Exercise
Present the data once more in exactly its original form.

——

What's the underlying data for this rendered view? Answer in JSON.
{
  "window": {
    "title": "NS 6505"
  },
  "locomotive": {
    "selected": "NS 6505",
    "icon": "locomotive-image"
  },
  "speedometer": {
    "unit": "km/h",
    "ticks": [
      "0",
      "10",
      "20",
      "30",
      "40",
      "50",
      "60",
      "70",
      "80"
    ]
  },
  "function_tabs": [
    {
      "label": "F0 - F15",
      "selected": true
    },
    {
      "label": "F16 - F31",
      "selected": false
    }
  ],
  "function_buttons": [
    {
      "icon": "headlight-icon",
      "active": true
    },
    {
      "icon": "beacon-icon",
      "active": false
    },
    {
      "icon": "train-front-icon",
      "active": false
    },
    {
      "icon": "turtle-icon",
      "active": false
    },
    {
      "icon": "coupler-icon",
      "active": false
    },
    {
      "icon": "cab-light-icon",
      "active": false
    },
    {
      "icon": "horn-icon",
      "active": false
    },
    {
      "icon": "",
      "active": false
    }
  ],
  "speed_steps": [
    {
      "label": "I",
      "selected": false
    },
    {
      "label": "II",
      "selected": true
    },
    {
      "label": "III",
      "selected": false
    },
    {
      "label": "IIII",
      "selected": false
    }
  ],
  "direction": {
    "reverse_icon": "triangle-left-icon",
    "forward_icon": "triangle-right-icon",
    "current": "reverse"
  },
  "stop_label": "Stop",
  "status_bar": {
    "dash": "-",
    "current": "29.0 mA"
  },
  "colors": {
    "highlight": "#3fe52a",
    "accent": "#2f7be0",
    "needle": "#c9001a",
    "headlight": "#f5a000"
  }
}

——

Worked answer
What's the underlying data for this rendered view? Answer in JSON.
{
  "window": {
    "title": "NS 6505"
  },
  "locomotive": {
    "selected": "NS 6505",
    "icon": "locomotive-image"
  },
  "speedometer": {
    "unit": "km/h",
    "ticks": [
      "0",
      "10",
      "20",
      "30",
      "40",
      "50",
      "60",
      "70",
      "80"
    ]
  },
  "function_tabs": [
    {
      "label": "F0 - F15",
      "selected": true
    },
    {
      "label": "F16 - F31",
      "selected": false
    }
  ],
  "function_buttons": [
    {
      "icon": "headlight-icon",
      "active": true
    },
    {
      "icon": "beacon-icon",
      "active": false
    },
    {
      "icon": "train-front-icon",
      "active": false
    },
    {
      "icon": "turtle-icon",
      "active": false
    },
    {
      "icon": "coupler-icon",
      "active": false
    },
    {
      "icon": "cab-light-icon",
      "active": false
    },
    {
      "icon": "horn-icon",
      "active": false
    },
    {
      "icon": "",
      "active": false
    }
  ],
  "speed_steps": [
    {
      "label": "I",
      "selected": false
    },
    {
      "label": "II",
      "selected": true
    },
    {
      "label": "III",
      "selected": false
    },
    {
      "label": "IIII",
      "selected": false
    }
  ],
  "direction": {
    "reverse_icon": "triangle-left-icon",
    "forward_icon": "triangle-right-icon",
    "current": "reverse"
  },
  "stop_label": "Stop",
  "status_bar": {
    "dash": "-",
    "current": "29.0 mA"
  },
  "colors": {
    "highlight": "#3fe52a",
    "accent": "#2f7be0",
    "needle": "#c9001a",
    "headlight": "#f5a000"
  }
}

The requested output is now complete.